• [REQUEST]: Copy every line of the listing that holds the string "Pomodoro".
## begin DATASET EXCERPTS
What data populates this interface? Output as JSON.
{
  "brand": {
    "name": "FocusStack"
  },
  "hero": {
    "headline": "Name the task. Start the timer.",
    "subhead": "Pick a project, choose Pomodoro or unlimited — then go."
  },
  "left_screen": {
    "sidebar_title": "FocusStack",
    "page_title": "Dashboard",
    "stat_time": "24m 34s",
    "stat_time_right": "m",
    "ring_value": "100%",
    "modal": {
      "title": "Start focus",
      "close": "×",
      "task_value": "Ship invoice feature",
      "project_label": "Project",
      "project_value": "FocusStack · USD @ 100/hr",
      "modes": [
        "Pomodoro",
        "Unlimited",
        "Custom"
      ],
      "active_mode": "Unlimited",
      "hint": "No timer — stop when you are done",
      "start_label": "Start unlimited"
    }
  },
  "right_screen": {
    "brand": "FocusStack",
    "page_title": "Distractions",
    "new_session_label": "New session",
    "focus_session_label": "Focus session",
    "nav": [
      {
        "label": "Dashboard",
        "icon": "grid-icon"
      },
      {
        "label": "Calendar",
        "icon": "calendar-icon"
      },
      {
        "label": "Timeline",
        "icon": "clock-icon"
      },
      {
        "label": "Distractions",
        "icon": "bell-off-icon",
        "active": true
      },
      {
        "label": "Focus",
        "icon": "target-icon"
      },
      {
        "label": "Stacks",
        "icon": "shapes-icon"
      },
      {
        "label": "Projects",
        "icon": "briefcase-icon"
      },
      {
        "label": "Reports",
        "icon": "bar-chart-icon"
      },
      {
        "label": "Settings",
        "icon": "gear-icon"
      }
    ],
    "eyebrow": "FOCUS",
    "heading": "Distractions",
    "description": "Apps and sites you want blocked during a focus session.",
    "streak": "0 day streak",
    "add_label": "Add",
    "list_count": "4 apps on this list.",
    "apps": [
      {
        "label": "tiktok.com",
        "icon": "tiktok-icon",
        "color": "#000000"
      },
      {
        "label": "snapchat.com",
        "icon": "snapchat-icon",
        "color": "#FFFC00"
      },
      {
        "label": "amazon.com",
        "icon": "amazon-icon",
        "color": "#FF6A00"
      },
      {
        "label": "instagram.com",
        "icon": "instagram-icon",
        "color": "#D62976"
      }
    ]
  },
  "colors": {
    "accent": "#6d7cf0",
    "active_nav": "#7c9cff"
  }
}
## end DATASET EXCERPTS
• [REPLY]:
    "subhead": "Pick a project, choose Pomodoro or unlimited — then go."
        "Pomodoro",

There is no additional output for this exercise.